* [Stated goal]:
Give the records back in full, exactly as they read.

### Exercise material

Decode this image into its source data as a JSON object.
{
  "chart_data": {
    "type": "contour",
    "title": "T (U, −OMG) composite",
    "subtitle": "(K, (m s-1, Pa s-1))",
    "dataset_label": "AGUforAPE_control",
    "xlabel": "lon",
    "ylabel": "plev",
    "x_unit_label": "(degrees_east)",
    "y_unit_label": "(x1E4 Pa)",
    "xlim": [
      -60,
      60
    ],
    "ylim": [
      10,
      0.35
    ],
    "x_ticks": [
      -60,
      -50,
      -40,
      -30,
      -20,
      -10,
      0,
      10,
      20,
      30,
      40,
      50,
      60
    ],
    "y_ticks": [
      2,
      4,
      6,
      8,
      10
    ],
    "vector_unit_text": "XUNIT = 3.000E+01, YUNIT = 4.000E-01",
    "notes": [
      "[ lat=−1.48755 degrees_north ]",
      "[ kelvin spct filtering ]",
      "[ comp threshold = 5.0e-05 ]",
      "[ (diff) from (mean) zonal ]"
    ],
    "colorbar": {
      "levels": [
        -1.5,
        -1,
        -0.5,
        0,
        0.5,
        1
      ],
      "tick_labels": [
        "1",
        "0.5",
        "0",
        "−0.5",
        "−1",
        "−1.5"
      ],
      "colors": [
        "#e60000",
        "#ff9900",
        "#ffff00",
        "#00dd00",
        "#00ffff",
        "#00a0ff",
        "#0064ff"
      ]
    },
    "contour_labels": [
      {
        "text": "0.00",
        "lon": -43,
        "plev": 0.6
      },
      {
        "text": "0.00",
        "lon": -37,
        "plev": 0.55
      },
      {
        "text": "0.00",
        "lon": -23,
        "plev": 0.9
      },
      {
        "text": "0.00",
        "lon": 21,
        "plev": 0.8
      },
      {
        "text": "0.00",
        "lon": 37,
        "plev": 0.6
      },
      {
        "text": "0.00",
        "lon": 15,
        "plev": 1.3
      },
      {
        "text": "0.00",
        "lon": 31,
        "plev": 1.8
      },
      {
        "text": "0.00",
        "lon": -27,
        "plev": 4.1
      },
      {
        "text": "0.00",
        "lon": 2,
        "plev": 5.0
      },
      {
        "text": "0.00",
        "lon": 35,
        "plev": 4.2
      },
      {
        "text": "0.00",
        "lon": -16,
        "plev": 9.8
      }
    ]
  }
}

######

* [Finished answer]:
Decode this image into its source data as a JSON object.
{
  "chart_data": {
    "type": "contour",
    "title": "T (U, −OMG) composite",
    "subtitle": "(K, (m s-1, Pa s-1))",
    "dataset_label": "AGUforAPE_control",
    "xlabel": "lon",
    "ylabel": "plev",
    "x_unit_label": "(degrees_east)",
    "y_unit_label": "(x1E4 Pa)",
    "xlim": [
      -60,
      60
    ],
    "ylim": [
      10,
      0.35
    ],
    "x_ticks": [
      -60,
      -50,
      -40,
      -30,
      -20,
      -10,
      0,
      10,
      20,
      30,
      40,
      50,
      60
    ],
    "y_ticks": [
      2,
      4,
      6,
      8,
      10
    ],
    "vector_unit_text": "XUNIT = 3.000E+01, YUNIT = 4.000E-01",
    "notes": [
      "[ lat=−1.48755 degrees_north ]",
      "[ kelvin spct filtering ]",
      "[ comp threshold = 5.0e-05 ]",
      "[ (diff) from (mean) zonal ]"
    ],
    "colorbar": {
      "levels": [
        -1.5,
        -1,
        -0.5,
        0,
        0.5,
        1
      ],
      "tick_labels": [
        "1",
        "0.5",
        "0",
        "−0.5",
        "−1",
        "−1.5"
      ],
      "colors": [
        "#e60000",
        "#ff9900",
        "#ffff00",
        "#00dd00",
        "#00ffff",
        "#00a0ff",
        "#0064ff"
      ]
    },
    "contour_labels": [
      {
        "text": "0.00",
        "lon": -43,
        "plev": 0.6
      },
      {
        "text": "0.00",
        "lon": -37,
        "plev": 0.55
      },
      {
        "text": "0.00",
        "lon": -23,
        "plev": 0.9
      },
      {
        "text": "0.00",
        "lon": 21,
        "plev": 0.8
      },
      {
        "text": "0.00",
        "lon": 37,
        "plev": 0.6
      },
      {
        "text": "0.00",
        "lon": 15,
        "plev": 1.3
      },
      {
        "text": "0.00",
        "lon": 31,
        "plev": 1.8
      },
      {
        "text": "0.00",
        "lon": -27,
        "plev": 4.1
      },
      {
        "text": "0.00",
        "lon": 2,
        "plev": 5.0
      },
      {
        "text": "0.00",
        "lon": 35,
        "plev": 4.2
      },
      {
        "text": "0.00",
        "lon": -16,
        "plev": 9.8
      }
    ]
  }
}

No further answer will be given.